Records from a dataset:
──────────────────────────────

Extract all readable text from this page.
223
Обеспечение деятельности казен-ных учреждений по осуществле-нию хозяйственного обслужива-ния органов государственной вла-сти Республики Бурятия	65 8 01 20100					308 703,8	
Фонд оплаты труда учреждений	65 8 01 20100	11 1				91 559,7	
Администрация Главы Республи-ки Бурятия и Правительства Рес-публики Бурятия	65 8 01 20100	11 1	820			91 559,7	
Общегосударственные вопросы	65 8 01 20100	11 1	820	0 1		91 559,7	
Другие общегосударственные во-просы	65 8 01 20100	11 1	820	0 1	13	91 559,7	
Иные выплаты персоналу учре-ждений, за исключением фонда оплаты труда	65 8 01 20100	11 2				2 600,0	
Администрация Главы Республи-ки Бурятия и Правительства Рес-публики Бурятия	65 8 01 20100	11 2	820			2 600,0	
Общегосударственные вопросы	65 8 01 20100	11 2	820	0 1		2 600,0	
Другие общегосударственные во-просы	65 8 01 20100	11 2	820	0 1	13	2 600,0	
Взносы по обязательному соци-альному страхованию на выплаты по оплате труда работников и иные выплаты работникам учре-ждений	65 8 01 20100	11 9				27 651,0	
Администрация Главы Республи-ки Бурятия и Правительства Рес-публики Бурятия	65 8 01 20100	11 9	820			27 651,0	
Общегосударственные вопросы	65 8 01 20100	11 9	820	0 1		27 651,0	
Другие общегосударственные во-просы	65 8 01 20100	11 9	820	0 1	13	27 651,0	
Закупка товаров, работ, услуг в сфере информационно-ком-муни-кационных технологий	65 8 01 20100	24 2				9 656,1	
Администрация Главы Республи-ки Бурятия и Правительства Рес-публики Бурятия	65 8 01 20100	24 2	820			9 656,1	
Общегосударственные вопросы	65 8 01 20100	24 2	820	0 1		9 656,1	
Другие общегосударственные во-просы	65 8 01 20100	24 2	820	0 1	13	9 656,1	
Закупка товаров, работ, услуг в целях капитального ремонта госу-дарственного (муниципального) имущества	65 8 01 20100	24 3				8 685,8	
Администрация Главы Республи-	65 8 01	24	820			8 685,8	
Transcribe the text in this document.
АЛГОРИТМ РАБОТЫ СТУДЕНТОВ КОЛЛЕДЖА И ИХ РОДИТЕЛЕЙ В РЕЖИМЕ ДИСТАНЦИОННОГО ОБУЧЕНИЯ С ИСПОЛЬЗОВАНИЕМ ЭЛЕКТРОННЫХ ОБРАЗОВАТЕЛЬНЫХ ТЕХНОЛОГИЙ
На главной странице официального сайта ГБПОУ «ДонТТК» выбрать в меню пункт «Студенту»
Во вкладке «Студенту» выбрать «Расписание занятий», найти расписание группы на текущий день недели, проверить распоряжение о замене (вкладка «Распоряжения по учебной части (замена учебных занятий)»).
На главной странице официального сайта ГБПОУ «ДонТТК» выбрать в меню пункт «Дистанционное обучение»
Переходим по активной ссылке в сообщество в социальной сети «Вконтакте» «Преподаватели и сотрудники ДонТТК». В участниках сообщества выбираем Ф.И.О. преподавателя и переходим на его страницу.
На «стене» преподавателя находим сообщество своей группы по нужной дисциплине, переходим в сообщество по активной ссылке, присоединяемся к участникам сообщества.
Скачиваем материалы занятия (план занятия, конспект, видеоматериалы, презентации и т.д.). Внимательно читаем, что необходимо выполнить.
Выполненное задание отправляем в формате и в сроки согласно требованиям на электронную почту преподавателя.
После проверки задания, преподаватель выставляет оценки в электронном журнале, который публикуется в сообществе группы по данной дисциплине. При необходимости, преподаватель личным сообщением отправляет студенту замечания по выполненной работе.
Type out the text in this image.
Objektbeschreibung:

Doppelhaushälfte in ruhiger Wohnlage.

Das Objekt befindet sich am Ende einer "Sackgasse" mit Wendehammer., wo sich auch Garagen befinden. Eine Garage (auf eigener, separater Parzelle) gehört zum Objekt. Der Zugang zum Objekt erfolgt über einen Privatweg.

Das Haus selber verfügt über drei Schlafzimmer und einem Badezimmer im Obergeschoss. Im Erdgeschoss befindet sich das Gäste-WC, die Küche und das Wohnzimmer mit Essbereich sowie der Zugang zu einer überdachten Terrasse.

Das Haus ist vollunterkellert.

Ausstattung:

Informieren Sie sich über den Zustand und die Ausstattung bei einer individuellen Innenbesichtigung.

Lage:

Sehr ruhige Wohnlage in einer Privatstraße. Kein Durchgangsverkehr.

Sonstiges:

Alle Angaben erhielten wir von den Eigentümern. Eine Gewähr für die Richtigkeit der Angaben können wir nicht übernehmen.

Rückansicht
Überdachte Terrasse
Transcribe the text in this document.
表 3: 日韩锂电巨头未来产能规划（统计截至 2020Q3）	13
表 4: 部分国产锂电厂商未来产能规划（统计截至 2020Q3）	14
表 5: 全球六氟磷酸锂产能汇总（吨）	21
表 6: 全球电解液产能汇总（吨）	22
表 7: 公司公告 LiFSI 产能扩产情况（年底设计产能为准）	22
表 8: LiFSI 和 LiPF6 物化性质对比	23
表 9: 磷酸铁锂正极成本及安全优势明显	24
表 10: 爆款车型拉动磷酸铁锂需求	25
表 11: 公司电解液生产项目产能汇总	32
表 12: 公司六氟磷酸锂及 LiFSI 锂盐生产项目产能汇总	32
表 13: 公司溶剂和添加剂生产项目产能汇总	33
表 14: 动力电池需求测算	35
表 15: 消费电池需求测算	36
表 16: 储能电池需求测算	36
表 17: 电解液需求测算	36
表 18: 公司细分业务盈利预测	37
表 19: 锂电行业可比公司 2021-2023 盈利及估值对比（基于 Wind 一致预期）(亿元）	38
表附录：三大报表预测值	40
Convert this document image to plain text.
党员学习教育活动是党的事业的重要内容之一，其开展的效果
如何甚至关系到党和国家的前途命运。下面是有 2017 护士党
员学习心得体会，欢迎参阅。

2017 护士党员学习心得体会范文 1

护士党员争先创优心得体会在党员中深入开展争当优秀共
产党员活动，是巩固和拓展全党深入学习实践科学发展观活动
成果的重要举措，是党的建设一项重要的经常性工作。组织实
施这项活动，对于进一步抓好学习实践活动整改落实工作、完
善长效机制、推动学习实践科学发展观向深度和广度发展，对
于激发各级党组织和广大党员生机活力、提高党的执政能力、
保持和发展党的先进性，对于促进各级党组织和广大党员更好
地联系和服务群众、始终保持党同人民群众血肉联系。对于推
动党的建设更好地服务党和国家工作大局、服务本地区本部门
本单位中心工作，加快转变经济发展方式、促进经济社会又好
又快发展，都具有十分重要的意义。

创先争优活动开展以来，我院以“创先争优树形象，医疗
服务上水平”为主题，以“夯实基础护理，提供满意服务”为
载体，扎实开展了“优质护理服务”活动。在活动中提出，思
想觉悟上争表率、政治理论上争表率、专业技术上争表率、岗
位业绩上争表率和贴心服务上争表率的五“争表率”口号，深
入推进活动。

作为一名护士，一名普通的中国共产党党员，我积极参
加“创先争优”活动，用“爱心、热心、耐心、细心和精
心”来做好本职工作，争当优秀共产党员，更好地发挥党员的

──────────────────────────────

• _Exercise details_:
Which lines above hold the word "выплаты"? Copy each of them.

• _Exercise output_:
Иные выплаты персоналу учре-ждений, за исключением фонда оплаты труда	65 8 01 20100	11 2				2 600,0	
Взносы по обязательному соци-альному страхованию на выплаты по оплате труда работников и иные выплаты работникам учре-ждений	65 8 01 20100	11 9				27 651,0	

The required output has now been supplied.